- _Requirement_
Transcribe the material verbatim in full; the pictures do not belong in the copy.

- _Data shown_
## Begin

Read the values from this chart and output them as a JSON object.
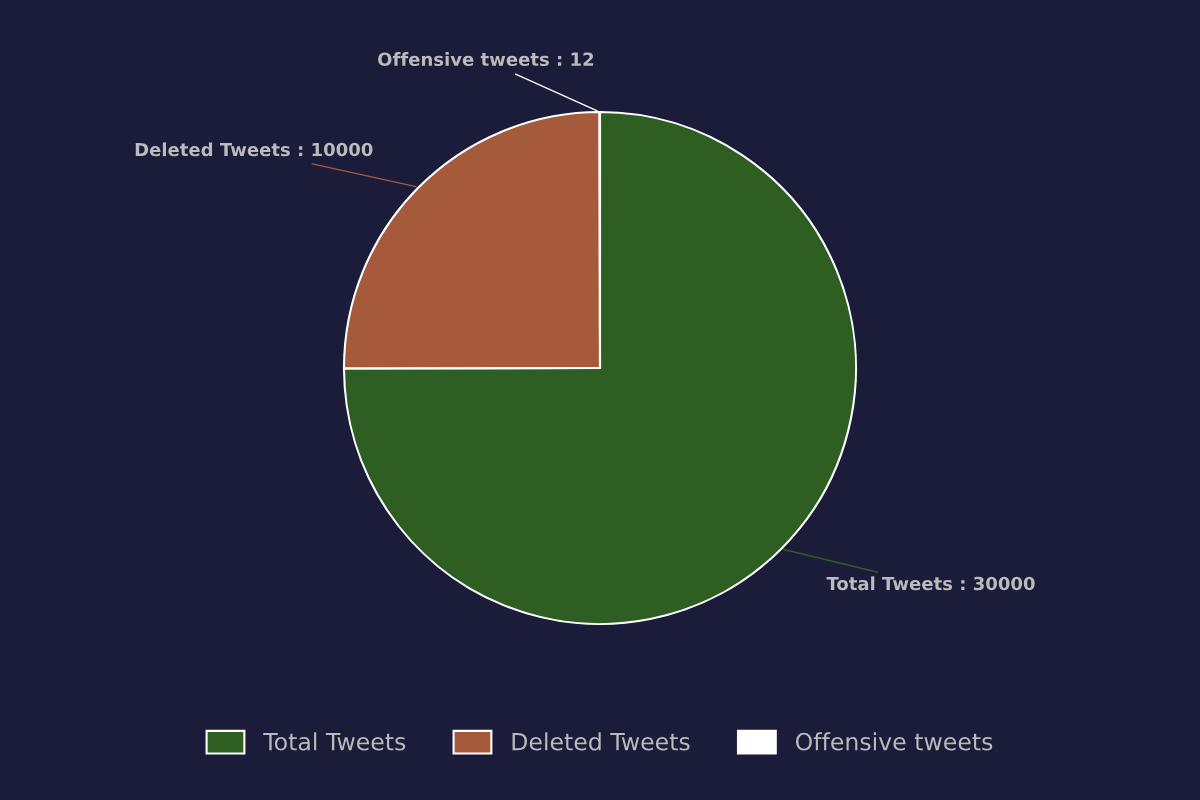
{
  "chart_data": {
    "type": "pie",
    "categories": [
      "Total Tweets",
      "Deleted Tweets",
      "Offensive tweets"
    ],
    "values": [
      30000,
      10000,
      12
    ],
    "colors": [
      "#2f5e22",
      "#a55a3b",
      "#ffffff"
    ],
    "value_labels": [
      "Total Tweets : 30000",
      "Deleted Tweets : 10000",
      "Offensive tweets : 12"
    ],
    "legend": "bottom"
  }
}
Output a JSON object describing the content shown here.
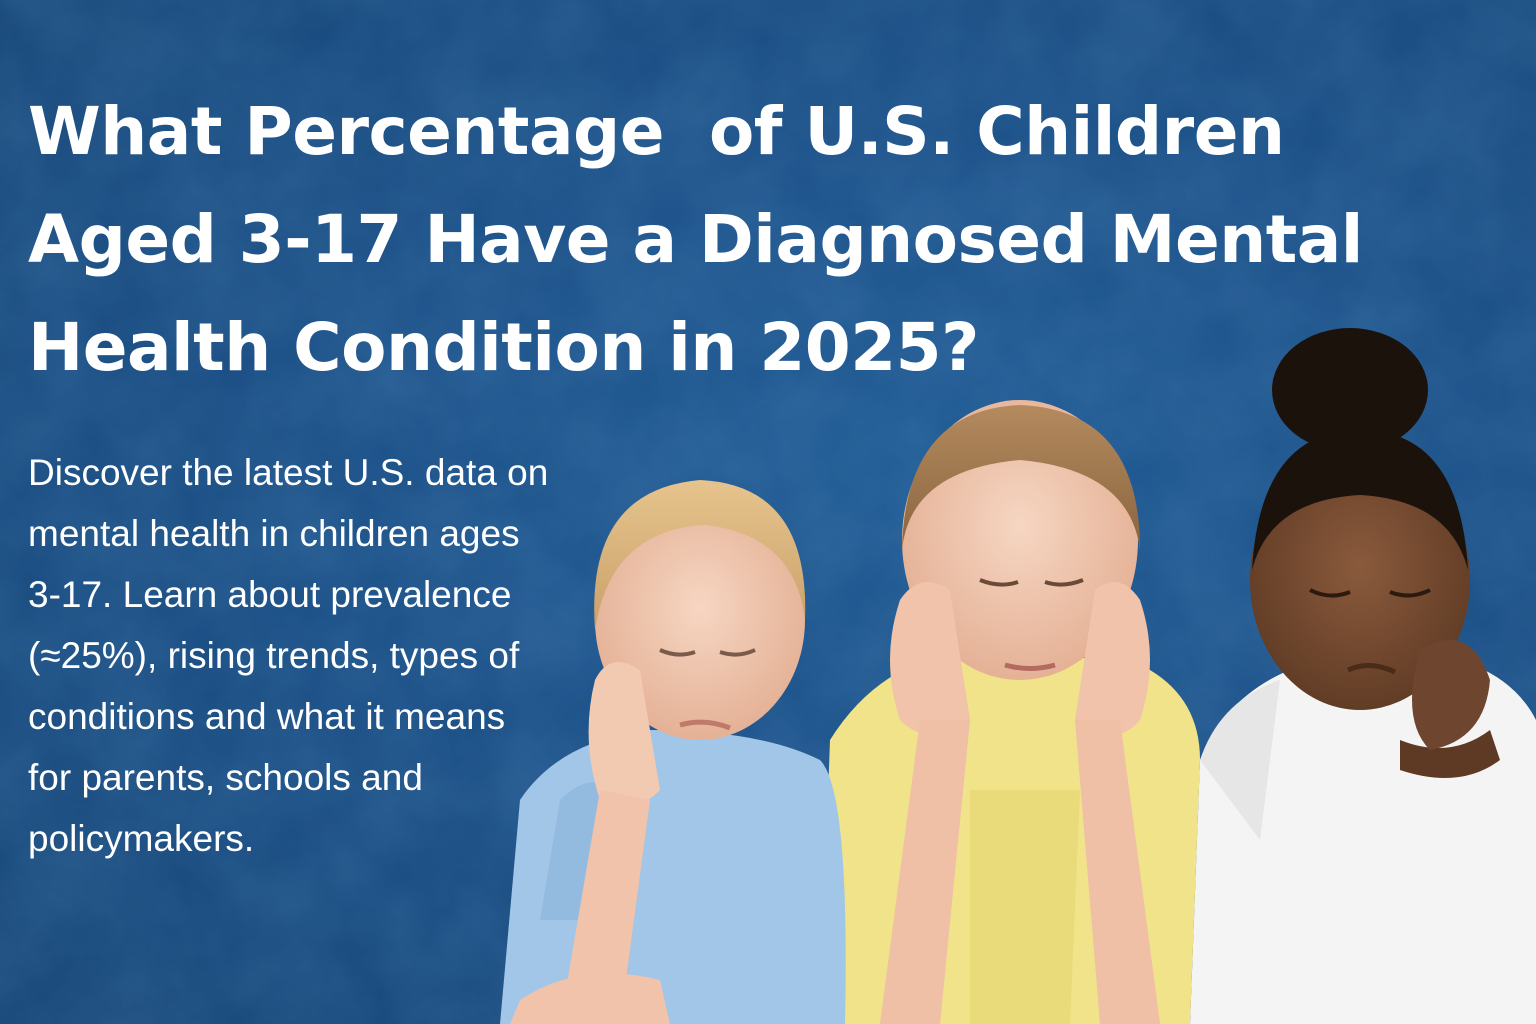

## End

- _Result of this task_
Read the values from this chart and output them as a JSON object.
{
  "chart_data": {
    "type": "pie",
    "categories": [
      "Total Tweets",
      "Deleted Tweets",
      "Offensive tweets"
    ],
    "values": [
      30000,
      10000,
      12
    ],
    "colors": [
      "#2f5e22",
      "#a55a3b",
      "#ffffff"
    ],
    "value_labels": [
      "Total Tweets : 30000",
      "Deleted Tweets : 10000",
      "Offensive tweets : 12"
    ],
    "legend": "bottom"
  }
}
Output a JSON object describing the content shown here.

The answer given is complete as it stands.